Data entries:
______________________________
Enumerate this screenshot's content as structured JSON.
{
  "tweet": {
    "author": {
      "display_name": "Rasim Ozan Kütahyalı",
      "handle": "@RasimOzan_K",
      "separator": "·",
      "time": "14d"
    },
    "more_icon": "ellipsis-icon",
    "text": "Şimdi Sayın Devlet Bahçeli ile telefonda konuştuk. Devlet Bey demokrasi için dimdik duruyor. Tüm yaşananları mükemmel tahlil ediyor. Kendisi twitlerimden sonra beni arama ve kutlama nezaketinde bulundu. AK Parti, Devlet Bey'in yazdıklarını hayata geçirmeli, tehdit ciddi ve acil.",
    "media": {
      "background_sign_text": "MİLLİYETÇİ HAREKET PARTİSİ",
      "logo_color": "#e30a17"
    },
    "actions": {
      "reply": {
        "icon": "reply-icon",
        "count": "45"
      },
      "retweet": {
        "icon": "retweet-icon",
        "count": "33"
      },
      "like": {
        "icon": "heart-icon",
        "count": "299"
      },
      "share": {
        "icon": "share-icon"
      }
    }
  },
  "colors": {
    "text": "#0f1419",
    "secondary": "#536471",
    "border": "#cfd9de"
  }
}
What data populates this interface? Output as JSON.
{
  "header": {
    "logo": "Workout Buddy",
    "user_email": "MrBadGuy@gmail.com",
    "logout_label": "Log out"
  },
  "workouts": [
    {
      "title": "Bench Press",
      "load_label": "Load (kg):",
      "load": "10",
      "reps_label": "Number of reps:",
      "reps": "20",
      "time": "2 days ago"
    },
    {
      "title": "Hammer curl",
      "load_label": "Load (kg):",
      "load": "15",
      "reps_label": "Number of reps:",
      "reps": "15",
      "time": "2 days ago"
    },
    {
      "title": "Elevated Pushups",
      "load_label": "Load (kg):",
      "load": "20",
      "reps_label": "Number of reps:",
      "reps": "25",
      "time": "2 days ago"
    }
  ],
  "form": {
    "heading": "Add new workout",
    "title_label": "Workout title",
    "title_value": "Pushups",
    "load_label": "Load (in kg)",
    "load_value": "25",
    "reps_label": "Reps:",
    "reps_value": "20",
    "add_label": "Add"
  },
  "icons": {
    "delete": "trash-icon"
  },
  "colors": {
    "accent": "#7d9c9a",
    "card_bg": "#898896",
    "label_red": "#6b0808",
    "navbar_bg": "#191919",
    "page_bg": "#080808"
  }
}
______________________________
## The exercise:
Copy out all lines where the word "JSON" appears.

## Task response:
Enumerate this screenshot's content as structured JSON.
What data populates this interface? Output as JSON.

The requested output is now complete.